● Exercise description
Below are entries. Pull out all lines containing "xlabel".

● Exercise input
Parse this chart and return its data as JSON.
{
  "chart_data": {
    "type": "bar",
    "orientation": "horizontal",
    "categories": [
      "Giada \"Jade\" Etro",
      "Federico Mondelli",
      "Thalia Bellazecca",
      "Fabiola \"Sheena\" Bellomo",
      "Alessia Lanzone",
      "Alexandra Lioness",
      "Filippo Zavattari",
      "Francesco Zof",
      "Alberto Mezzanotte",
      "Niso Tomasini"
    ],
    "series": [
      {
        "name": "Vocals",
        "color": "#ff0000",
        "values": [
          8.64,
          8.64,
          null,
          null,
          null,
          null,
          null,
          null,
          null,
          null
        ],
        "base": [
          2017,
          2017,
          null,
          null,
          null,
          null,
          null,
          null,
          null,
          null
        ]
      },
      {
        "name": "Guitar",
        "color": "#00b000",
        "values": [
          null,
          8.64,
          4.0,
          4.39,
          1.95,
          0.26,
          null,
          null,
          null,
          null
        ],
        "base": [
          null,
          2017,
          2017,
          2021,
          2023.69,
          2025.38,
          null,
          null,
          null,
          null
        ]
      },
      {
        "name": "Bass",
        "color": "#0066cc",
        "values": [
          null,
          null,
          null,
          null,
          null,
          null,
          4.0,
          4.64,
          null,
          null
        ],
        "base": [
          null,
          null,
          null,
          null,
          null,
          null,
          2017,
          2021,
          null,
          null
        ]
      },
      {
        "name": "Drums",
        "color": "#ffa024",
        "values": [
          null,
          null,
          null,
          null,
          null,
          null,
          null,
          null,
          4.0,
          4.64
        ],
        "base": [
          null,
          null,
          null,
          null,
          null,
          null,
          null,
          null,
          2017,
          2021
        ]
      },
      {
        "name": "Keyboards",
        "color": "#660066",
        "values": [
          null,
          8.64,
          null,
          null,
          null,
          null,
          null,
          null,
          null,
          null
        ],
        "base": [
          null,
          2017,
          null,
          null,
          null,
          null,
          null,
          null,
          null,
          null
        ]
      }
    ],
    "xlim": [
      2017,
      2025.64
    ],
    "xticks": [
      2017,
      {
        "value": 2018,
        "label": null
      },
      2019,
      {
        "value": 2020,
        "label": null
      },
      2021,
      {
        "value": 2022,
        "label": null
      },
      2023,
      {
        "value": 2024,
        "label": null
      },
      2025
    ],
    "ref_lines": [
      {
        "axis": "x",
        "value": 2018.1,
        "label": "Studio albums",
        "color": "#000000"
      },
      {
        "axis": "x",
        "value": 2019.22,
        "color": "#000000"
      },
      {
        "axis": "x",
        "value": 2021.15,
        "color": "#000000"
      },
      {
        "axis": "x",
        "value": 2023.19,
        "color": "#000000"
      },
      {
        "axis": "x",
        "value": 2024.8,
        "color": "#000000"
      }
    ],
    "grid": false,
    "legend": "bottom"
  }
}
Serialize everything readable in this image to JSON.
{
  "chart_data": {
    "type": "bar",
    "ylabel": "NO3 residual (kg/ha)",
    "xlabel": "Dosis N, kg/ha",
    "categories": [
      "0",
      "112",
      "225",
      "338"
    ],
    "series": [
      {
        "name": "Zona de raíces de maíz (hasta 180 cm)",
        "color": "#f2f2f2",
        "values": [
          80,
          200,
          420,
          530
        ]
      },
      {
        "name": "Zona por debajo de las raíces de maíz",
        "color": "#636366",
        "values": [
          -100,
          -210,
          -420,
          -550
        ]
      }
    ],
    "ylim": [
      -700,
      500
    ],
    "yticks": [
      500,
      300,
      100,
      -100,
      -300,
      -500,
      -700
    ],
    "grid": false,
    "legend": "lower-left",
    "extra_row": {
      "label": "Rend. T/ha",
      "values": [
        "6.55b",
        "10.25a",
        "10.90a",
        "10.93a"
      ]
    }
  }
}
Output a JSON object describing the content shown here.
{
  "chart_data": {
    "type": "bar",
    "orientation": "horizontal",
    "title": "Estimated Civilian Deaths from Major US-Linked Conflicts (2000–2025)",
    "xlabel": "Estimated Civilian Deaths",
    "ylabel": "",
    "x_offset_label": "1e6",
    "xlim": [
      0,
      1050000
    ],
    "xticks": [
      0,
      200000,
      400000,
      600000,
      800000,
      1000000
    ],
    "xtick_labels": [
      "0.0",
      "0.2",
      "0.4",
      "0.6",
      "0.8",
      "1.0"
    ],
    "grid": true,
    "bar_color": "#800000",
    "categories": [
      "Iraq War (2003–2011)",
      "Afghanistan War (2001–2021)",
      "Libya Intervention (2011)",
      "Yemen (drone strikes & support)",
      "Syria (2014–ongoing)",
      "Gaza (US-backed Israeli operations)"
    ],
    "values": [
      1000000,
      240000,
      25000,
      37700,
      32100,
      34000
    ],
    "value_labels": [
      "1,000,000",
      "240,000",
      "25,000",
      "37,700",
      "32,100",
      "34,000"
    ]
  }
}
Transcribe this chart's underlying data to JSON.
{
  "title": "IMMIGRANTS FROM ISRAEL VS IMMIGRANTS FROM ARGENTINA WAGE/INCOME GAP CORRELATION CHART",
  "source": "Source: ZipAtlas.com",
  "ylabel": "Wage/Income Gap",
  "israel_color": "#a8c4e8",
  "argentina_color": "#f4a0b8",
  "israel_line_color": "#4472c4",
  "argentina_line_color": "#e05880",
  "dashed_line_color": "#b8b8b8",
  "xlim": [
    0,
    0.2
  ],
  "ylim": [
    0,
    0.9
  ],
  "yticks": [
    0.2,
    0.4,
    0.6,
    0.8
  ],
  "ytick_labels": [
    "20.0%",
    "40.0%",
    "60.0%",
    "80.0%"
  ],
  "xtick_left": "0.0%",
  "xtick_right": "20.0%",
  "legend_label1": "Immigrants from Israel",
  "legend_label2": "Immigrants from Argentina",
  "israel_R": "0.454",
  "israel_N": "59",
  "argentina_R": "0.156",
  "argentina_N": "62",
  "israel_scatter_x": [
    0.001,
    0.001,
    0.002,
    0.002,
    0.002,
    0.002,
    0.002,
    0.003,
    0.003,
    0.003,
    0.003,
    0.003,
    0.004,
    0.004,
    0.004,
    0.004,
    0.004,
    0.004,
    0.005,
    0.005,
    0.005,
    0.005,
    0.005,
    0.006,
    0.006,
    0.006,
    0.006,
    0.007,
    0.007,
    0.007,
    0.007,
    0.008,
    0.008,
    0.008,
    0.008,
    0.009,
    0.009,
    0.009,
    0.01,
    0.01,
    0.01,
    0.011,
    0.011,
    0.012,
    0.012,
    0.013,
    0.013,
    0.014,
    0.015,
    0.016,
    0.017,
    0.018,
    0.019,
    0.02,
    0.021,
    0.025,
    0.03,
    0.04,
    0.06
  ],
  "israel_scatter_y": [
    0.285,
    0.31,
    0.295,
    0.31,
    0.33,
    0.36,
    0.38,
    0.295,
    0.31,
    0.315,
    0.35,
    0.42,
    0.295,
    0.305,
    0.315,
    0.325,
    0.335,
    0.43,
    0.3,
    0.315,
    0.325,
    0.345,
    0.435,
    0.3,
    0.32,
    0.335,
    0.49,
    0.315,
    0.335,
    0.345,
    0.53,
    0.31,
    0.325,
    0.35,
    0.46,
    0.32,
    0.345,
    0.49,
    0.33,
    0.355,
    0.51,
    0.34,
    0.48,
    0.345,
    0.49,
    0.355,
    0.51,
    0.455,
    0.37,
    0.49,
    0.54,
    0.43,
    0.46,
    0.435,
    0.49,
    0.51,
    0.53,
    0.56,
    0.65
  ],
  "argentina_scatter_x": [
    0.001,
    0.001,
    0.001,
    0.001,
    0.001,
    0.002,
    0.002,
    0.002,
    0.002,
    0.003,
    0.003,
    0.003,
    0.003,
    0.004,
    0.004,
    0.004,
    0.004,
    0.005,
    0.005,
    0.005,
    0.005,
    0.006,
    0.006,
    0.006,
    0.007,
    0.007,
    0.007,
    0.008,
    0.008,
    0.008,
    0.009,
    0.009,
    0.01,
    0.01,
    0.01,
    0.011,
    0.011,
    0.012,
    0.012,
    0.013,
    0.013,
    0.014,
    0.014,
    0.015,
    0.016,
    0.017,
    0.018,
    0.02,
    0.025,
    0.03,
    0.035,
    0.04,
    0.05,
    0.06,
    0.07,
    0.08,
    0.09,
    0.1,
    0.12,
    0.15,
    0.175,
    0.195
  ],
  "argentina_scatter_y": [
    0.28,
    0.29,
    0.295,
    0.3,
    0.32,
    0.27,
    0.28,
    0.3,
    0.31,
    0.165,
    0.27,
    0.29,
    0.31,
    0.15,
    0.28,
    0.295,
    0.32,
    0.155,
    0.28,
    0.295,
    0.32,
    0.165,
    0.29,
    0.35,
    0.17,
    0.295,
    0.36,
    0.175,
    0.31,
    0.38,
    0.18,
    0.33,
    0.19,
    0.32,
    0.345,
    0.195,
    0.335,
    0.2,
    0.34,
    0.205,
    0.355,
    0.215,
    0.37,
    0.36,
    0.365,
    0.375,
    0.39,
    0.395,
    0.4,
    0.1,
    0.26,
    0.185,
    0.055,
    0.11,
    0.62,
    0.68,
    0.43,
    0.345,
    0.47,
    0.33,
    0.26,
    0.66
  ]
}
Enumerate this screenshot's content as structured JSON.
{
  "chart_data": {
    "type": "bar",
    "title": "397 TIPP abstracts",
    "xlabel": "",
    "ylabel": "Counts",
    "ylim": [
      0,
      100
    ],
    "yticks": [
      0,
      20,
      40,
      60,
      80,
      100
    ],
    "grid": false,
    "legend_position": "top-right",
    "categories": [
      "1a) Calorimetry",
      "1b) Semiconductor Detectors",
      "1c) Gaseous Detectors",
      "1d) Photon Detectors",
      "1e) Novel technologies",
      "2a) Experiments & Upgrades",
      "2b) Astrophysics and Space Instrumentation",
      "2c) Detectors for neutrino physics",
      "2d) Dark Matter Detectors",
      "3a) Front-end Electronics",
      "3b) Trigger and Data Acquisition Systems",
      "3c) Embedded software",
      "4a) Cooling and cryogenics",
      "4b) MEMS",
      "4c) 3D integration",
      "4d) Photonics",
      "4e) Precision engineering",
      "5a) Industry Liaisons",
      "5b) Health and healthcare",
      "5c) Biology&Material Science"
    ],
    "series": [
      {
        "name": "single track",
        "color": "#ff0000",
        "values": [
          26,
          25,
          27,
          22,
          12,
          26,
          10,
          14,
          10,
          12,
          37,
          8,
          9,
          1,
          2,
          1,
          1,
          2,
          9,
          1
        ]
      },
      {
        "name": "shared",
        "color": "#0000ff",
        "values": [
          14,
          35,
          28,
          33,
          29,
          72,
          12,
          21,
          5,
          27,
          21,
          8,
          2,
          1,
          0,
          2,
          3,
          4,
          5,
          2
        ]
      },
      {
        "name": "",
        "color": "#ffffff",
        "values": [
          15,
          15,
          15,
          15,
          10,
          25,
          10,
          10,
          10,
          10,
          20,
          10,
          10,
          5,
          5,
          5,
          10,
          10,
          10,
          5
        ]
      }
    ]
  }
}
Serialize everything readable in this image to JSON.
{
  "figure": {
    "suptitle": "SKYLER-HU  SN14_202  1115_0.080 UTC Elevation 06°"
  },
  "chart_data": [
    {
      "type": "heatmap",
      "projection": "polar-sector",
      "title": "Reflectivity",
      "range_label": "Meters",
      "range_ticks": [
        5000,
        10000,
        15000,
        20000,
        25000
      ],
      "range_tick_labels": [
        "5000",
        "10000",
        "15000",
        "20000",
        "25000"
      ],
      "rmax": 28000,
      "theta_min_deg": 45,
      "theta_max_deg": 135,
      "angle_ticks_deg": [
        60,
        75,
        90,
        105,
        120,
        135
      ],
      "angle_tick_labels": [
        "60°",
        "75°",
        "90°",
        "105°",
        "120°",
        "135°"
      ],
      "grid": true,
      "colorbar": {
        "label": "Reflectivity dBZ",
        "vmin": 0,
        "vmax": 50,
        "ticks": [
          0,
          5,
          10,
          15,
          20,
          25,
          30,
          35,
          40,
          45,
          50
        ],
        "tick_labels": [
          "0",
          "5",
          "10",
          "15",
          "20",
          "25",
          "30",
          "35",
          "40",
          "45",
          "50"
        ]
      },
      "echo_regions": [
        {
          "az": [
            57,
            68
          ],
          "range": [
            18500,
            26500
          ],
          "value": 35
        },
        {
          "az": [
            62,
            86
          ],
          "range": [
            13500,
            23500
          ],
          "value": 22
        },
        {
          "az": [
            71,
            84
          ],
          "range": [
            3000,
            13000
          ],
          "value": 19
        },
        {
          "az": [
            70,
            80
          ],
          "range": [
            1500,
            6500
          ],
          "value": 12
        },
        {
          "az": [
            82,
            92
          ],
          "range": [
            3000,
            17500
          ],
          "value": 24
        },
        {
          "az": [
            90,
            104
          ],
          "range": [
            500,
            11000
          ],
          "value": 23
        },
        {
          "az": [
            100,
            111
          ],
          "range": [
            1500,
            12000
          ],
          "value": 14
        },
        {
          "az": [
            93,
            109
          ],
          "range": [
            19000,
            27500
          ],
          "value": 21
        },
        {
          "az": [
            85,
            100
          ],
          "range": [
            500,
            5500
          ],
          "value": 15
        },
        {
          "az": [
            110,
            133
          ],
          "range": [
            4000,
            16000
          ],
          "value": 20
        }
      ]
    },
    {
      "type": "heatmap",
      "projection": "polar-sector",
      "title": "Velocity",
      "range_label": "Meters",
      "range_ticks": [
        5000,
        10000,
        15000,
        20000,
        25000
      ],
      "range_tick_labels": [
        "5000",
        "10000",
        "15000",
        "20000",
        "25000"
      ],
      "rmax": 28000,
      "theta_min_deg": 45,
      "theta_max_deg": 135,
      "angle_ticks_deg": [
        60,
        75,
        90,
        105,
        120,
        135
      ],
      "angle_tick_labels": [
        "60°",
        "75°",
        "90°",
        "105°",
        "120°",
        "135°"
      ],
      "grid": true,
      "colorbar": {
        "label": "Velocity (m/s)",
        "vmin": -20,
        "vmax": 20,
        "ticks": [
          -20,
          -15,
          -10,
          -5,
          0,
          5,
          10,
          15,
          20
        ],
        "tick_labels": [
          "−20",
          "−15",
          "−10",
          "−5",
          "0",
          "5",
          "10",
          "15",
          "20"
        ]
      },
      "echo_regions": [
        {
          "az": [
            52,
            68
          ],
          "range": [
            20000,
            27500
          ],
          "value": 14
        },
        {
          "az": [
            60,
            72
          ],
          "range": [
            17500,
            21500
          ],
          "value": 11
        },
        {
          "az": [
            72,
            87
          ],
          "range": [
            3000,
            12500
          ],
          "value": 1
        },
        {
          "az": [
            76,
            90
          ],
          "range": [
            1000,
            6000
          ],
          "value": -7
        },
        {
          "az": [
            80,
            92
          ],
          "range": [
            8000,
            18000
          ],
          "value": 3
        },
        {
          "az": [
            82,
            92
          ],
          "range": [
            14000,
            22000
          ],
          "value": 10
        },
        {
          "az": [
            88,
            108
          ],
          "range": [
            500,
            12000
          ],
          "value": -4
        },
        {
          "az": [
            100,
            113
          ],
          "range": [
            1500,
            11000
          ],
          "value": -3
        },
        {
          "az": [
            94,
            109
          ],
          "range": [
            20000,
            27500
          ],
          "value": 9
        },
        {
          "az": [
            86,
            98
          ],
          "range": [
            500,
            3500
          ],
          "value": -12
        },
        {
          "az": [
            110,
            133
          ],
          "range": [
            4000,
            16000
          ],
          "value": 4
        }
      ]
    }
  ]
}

● Solution to this problem
    "xlabel": "Dosis N, kg/ha",
    "xlabel": "Estimated Civilian Deaths",
    "xlabel": "",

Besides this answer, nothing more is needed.